• [What is required] Extract, from the listing that follows, each line containing the word "image".

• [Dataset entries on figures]

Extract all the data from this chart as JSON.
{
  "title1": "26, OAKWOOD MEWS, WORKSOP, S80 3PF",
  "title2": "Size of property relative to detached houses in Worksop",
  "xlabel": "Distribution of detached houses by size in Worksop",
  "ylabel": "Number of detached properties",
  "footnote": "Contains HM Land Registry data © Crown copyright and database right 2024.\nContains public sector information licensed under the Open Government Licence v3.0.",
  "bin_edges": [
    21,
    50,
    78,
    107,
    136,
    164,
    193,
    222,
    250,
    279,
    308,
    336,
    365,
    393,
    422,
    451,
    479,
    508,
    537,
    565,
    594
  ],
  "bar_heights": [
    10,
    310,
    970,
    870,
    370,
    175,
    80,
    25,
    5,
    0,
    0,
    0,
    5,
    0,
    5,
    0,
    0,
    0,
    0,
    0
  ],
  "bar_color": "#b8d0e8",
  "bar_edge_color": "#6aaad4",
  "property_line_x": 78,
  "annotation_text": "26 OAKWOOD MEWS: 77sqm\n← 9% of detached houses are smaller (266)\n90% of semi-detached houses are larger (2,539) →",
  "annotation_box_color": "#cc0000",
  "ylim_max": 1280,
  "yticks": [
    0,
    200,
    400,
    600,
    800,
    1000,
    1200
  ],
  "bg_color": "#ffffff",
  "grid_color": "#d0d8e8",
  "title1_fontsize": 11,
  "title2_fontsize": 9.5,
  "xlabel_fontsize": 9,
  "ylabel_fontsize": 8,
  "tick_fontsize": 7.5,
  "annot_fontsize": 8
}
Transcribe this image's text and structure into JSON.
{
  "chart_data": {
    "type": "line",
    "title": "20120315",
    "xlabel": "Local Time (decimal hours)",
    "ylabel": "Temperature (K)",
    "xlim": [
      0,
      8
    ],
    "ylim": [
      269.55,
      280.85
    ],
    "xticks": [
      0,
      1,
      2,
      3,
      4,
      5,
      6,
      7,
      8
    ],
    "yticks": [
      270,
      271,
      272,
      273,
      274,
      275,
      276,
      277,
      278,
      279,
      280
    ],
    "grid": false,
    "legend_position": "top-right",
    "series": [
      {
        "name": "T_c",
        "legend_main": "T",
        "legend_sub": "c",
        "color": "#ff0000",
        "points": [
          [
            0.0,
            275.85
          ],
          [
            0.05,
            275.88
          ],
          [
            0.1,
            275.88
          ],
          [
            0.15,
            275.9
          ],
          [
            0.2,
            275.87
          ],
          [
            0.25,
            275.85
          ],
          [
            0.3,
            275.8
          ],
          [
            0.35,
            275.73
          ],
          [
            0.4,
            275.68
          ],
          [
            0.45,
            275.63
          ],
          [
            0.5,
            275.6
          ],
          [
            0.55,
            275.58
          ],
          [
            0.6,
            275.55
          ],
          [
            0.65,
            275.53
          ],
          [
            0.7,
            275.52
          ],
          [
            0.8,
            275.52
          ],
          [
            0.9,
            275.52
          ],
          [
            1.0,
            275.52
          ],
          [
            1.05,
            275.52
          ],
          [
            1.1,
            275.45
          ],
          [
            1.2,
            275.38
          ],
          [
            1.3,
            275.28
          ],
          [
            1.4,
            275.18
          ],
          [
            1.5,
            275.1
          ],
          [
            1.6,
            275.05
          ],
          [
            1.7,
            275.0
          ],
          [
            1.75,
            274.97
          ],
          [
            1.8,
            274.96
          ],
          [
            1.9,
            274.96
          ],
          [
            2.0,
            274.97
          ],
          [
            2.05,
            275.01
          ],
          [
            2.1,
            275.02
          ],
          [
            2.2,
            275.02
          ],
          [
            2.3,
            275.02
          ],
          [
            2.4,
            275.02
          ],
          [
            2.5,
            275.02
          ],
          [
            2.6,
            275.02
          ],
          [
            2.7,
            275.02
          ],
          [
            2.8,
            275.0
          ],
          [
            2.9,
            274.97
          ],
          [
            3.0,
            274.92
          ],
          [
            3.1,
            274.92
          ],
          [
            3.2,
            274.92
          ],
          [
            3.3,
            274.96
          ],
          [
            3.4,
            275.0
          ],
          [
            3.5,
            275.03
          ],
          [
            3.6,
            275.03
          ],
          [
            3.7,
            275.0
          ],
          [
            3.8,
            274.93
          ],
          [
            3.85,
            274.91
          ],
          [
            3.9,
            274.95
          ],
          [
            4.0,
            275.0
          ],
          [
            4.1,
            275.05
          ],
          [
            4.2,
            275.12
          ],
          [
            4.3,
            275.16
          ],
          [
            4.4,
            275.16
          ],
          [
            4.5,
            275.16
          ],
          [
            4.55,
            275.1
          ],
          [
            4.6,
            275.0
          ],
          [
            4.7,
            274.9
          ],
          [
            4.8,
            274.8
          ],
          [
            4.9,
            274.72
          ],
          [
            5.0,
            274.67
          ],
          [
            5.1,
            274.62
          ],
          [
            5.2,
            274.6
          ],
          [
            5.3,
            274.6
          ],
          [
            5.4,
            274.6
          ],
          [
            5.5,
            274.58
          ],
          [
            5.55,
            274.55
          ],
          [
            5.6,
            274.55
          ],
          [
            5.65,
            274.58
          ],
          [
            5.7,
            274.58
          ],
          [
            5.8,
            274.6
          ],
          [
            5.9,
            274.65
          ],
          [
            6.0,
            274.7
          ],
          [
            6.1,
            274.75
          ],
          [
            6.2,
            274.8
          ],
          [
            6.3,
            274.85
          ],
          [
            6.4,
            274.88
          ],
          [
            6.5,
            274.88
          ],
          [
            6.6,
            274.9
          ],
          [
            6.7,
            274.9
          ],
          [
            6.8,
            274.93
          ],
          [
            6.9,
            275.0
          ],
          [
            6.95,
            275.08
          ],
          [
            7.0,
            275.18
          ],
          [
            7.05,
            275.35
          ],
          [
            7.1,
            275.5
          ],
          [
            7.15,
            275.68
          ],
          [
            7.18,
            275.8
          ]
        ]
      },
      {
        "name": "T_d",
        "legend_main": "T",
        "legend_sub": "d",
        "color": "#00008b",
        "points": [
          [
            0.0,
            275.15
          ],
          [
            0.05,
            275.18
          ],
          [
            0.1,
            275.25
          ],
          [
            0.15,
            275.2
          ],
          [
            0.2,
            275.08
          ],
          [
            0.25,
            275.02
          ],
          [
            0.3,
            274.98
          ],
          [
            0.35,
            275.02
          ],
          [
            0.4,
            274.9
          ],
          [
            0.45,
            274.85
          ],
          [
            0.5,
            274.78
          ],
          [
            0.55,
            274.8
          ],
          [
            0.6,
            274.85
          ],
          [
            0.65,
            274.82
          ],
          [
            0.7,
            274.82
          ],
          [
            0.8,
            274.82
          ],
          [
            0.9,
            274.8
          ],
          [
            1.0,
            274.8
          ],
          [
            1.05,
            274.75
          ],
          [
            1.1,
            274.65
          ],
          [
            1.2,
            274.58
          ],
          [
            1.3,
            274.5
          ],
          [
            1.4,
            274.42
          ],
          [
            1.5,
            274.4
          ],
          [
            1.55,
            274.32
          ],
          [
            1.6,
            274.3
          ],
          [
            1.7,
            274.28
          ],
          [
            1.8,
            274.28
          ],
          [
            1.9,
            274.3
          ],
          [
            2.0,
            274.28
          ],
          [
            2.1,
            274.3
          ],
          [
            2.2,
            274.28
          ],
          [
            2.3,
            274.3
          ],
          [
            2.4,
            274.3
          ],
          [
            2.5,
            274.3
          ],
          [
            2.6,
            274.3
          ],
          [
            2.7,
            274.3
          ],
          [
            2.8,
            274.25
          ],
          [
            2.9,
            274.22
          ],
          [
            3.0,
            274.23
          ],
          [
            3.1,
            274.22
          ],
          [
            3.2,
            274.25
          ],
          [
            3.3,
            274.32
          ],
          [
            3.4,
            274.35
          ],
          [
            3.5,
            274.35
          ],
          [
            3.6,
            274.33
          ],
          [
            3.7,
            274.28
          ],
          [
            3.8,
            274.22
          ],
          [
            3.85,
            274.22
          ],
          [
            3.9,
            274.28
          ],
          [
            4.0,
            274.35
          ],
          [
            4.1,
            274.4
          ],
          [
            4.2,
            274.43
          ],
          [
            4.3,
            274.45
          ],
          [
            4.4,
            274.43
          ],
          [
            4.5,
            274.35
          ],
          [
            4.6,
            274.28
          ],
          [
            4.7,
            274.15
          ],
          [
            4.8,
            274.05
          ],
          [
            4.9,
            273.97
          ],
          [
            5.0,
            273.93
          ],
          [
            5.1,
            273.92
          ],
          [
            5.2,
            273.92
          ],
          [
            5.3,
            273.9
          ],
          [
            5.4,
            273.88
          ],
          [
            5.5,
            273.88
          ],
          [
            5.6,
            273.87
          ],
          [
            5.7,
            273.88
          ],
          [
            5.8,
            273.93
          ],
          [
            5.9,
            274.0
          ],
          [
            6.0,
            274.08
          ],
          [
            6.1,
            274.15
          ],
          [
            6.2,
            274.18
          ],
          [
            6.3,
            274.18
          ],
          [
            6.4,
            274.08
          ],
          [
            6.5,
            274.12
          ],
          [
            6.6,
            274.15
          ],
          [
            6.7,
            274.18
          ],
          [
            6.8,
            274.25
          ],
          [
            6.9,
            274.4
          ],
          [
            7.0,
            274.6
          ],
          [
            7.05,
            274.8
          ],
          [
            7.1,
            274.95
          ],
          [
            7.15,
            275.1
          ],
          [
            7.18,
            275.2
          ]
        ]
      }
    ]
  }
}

--

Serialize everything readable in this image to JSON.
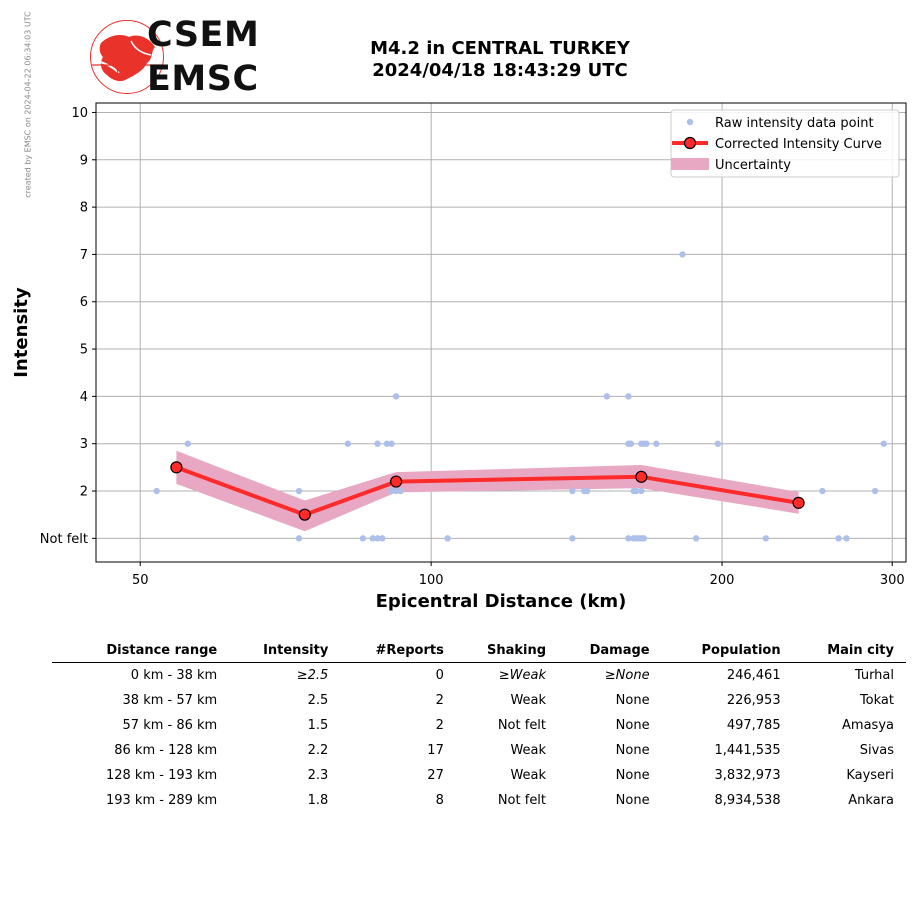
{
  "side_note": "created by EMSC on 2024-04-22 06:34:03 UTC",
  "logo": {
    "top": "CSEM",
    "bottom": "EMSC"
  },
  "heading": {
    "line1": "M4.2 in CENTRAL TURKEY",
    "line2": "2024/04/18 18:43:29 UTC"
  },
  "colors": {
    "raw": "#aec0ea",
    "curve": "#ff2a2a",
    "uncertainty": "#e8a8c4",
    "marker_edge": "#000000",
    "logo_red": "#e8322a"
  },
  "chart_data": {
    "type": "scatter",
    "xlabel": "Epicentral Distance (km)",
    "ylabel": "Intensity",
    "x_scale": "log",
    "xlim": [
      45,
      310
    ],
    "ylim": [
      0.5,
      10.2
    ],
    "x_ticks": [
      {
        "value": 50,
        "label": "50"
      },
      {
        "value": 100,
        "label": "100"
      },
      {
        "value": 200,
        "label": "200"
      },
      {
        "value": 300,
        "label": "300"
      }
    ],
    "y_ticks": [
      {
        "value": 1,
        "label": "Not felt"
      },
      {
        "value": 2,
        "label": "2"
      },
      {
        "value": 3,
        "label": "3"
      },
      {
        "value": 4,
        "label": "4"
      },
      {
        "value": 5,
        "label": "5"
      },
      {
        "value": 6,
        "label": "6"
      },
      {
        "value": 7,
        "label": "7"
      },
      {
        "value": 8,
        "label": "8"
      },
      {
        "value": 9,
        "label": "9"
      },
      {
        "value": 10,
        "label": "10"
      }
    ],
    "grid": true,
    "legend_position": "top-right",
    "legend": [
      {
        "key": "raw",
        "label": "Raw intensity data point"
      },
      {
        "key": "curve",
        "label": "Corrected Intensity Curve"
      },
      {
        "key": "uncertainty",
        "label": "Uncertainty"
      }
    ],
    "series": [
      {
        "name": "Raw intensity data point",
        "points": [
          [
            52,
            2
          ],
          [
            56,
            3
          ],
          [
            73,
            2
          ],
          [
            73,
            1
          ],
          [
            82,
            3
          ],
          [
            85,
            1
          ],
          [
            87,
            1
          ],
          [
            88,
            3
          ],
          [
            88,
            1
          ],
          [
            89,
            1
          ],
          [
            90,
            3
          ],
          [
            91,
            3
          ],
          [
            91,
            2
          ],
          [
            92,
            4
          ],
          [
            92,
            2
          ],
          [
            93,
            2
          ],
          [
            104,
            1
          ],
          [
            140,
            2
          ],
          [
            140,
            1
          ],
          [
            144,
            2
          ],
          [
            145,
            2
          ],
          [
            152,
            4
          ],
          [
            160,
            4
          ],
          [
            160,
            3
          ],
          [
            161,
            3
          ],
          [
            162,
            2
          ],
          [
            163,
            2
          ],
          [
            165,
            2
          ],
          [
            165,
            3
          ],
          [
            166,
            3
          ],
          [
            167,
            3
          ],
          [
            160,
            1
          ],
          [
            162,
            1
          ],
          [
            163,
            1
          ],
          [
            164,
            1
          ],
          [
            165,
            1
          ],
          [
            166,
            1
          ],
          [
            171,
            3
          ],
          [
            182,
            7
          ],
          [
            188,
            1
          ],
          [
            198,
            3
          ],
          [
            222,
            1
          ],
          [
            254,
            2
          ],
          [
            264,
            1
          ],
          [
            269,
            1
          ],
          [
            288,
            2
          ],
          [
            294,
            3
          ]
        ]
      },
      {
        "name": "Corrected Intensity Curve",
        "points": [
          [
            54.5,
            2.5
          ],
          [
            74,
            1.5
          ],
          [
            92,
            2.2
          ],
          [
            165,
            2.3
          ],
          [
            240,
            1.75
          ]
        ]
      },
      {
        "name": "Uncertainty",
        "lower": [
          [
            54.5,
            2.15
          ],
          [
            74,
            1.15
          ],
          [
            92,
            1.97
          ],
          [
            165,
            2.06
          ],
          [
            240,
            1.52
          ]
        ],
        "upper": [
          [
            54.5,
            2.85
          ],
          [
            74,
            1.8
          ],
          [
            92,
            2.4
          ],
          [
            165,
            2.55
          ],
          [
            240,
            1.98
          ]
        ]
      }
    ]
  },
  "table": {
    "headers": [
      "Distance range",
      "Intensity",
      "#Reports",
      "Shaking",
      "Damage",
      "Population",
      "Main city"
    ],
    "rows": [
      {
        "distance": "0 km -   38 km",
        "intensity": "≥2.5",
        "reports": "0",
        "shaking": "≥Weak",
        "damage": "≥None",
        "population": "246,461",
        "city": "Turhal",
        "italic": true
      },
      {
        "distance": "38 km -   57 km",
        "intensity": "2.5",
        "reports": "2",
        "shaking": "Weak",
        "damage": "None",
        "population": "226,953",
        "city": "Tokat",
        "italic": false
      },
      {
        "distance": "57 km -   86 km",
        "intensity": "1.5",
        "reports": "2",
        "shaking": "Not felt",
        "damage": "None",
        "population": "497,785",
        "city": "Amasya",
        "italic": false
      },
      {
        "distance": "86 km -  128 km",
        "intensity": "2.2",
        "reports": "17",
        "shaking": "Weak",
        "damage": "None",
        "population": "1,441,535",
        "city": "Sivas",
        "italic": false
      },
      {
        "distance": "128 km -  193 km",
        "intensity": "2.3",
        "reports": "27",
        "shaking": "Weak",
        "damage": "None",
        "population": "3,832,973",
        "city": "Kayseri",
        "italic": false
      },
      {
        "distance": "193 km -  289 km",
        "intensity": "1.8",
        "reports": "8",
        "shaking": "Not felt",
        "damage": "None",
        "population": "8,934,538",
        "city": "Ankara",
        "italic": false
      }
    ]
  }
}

• [Full output]
Transcribe this image's text and structure into JSON.
Serialize everything readable in this image to JSON.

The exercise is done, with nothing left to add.